• [EXERCISE TASK] Rewrite all of the material below as a JSON list of strings, one string per line with blank lines omitted, and leave out the pictures.

☆ ☆ ☆ ☆ ☆

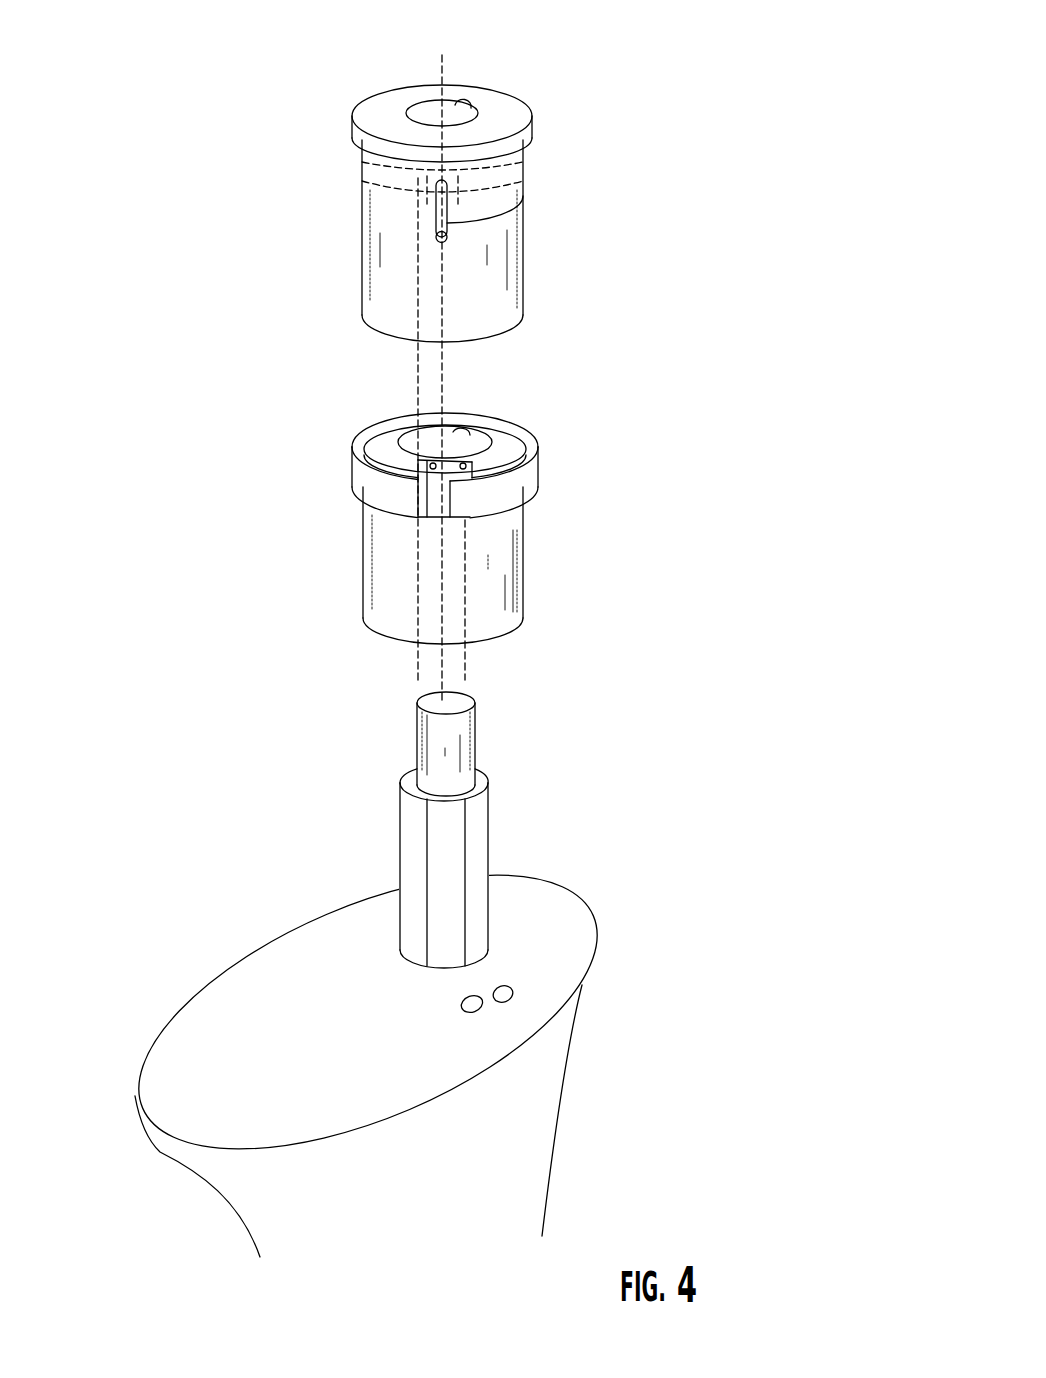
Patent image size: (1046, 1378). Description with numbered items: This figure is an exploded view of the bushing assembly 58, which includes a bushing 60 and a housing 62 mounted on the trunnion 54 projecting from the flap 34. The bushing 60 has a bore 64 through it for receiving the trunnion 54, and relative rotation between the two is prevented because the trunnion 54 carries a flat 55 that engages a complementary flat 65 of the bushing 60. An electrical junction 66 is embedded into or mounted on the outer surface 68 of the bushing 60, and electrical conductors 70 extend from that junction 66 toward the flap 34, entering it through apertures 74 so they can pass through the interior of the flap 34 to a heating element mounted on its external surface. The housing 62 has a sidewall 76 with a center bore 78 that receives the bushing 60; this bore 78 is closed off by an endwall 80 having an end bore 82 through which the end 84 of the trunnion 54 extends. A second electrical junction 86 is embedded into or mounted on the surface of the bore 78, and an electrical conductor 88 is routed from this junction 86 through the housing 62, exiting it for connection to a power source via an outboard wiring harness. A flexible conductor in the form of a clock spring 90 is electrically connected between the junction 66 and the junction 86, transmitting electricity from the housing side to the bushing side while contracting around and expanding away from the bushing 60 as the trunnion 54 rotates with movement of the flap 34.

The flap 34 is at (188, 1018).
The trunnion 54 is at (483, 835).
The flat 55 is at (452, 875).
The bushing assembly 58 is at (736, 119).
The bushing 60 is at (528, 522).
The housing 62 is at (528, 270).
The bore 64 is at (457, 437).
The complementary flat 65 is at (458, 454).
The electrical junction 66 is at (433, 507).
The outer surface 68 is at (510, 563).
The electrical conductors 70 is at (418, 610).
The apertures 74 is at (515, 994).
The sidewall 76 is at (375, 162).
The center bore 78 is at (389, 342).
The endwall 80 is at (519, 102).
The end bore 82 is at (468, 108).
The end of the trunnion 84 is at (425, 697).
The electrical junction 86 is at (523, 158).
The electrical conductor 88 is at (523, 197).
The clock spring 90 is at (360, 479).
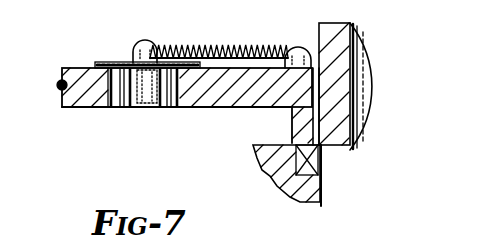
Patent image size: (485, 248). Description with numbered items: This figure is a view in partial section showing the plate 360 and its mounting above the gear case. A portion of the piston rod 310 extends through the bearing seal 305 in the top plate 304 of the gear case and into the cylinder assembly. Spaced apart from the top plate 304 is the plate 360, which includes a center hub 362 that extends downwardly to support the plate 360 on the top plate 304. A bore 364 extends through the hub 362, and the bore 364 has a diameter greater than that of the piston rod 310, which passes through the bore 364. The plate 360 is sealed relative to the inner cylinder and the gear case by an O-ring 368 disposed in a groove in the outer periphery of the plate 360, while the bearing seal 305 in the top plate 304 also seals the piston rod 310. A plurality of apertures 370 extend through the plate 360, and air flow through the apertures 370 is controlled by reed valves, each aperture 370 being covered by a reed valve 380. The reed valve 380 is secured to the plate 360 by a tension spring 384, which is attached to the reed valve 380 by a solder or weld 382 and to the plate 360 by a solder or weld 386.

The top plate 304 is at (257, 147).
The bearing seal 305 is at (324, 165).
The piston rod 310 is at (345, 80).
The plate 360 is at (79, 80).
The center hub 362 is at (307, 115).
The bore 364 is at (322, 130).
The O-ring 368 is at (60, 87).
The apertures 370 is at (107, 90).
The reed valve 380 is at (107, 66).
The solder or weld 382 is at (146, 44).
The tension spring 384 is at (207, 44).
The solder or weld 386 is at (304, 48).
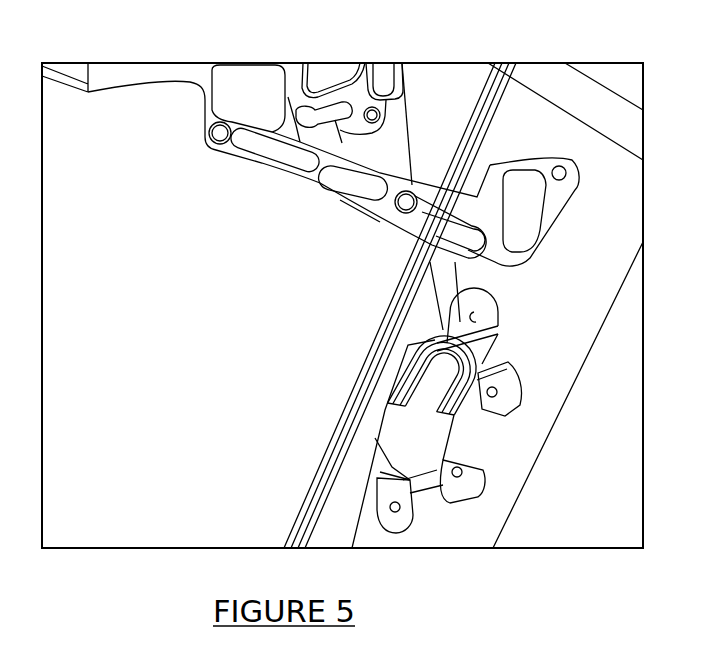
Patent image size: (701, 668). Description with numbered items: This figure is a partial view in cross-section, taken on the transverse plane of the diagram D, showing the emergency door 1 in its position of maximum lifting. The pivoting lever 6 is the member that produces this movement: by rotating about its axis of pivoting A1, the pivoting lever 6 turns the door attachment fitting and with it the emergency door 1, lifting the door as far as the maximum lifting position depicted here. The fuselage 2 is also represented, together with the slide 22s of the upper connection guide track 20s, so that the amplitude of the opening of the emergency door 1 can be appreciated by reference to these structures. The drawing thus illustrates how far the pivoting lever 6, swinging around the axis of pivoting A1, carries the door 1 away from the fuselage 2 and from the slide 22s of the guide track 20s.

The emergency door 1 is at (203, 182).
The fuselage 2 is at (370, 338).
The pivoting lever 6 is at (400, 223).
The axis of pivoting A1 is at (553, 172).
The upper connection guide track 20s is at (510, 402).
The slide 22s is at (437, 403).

☆ ☆ ☆ ☆ ☆

• [FULL RESPONSE]
[
  "Patent image size: (1046, 1378). Description with numbered items: This figure is an exploded view of the bushing assembly 58, which includes a bushing 60 and a housing 62 mounted on the trunnion 54 projecting from the flap 34. The bushing 60 has a bore 64 through it for receiving the trunnion 54, and relative rotation between the two is prevented because the trunnion 54 carries a flat 55 that engages a complementary flat 65 of the bushing 60. An electrical junction 66 is embedded into or mounted on the outer surface 68 of the bushing 60, and electrical conductors 70 extend from that junction 66 toward the flap 34, entering it through apertures 74 so they can pass through the interior of the flap 34 to a heating element mounted on its external surface. The housing 62 has a sidewall 76 with a center bore 78 that receives the bushing 60; this bore 78 is closed off by an endwall 80 having an end bore 82 through which the end 84 of the trunnion 54 extends. A second electrical junction 86 is embedded into or mounted on the surface of the bore 78, and an electrical conductor 88 is routed from this junction 86 through the housing 62, exiting it for connection to a power source via an outboard wiring harness. A flexible conductor in the form of a clock spring 90 is electrically connected between the junction 66 and the junction 86, transmitting electricity from the housing side to the bushing side while contracting around and expanding away from the bushing 60 as the trunnion 54 rotates with movement of the flap 34.",
  "The flap 34 is at (188, 1018).",
  "The trunnion 54 is at (483, 835).",
  "The flat 55 is at (452, 875).",
  "The bushing assembly 58 is at (736, 119).",
  "The bushing 60 is at (528, 522).",
  "The housing 62 is at (528, 270).",
  "The bore 64 is at (457, 437).",
  "The complementary flat 65 is at (458, 454).",
  "The electrical junction 66 is at (433, 507).",
  "The outer surface 68 is at (510, 563).",
  "The electrical conductors 70 is at (418, 610).",
  "The apertures 74 is at (515, 994).",
  "The sidewall 76 is at (375, 162).",
  "The center bore 78 is at (389, 342).",
  "The endwall 80 is at (519, 102).",
  "The end bore 82 is at (468, 108).",
  "The end of the trunnion 84 is at (425, 697).",
  "The electrical junction 86 is at (523, 158).",
  "The electrical conductor 88 is at (523, 197).",
  "The clock spring 90 is at (360, 479).",
  "Patent image size: (485, 248). Description with numbered items: This figure is a view in partial section showing the plate 360 and its mounting above the gear case. A portion of the piston rod 310 extends through the bearing seal 305 in the top plate 304 of the gear case and into the cylinder assembly. Spaced apart from the top plate 304 is the plate 360, which includes a center hub 362 that extends downwardly to support the plate 360 on the top plate 304. A bore 364 extends through the hub 362, and the bore 364 has a diameter greater than that of the piston rod 310, which passes through the bore 364. The plate 360 is sealed relative to the inner cylinder and the gear case by an O-ring 368 disposed in a groove in the outer periphery of the plate 360, while the bearing seal 305 in the top plate 304 also seals the piston rod 310. A plurality of apertures 370 extend through the plate 360, and air flow through the apertures 370 is controlled by reed valves, each aperture 370 being covered by a reed valve 380. The reed valve 380 is secured to the plate 360 by a tension spring 384, which is attached to the reed valve 380 by a solder or weld 382 and to the plate 360 by a solder or weld 386.",
  "The top plate 304 is at (257, 147).",
  "The bearing seal 305 is at (324, 165).",
  "The piston rod 310 is at (345, 80).",
  "The plate 360 is at (79, 80).",
  "The center hub 362 is at (307, 115).",
  "The bore 364 is at (322, 130).",
  "The O-ring 368 is at (60, 87).",
  "The apertures 370 is at (107, 90).",
  "The reed valve 380 is at (107, 66).",
  "The solder or weld 382 is at (146, 44).",
  "The tension spring 384 is at (207, 44).",
  "The solder or weld 386 is at (304, 48).",
  "Patent image size: (701, 668). Description with numbered items: This figure is a partial view in cross-section, taken on the transverse plane of the diagram D, showing the emergency door 1 in its position of maximum lifting. The pivoting lever 6 is the member that produces this movement: by rotating about its axis of pivoting A1, the pivoting lever 6 turns the door attachment fitting and with it the emergency door 1, lifting the door as far as the maximum lifting position depicted here. The fuselage 2 is also represented, together with the slide 22s of the upper connection guide track 20s, so that the amplitude of the opening of the emergency door 1 can be appreciated by reference to these structures. The drawing thus illustrates how far the pivoting lever 6, swinging around the axis of pivoting A1, carries the door 1 away from the fuselage 2 and from the slide 22s of the guide track 20s.",
  "The emergency door 1 is at (203, 182).",
  "The fuselage 2 is at (370, 338).",
  "The pivoting lever 6 is at (400, 223).",
  "The axis of pivoting A1 is at (553, 172).",
  "The upper connection guide track 20s is at (510, 402).",
  "The slide 22s is at (437, 403)."
]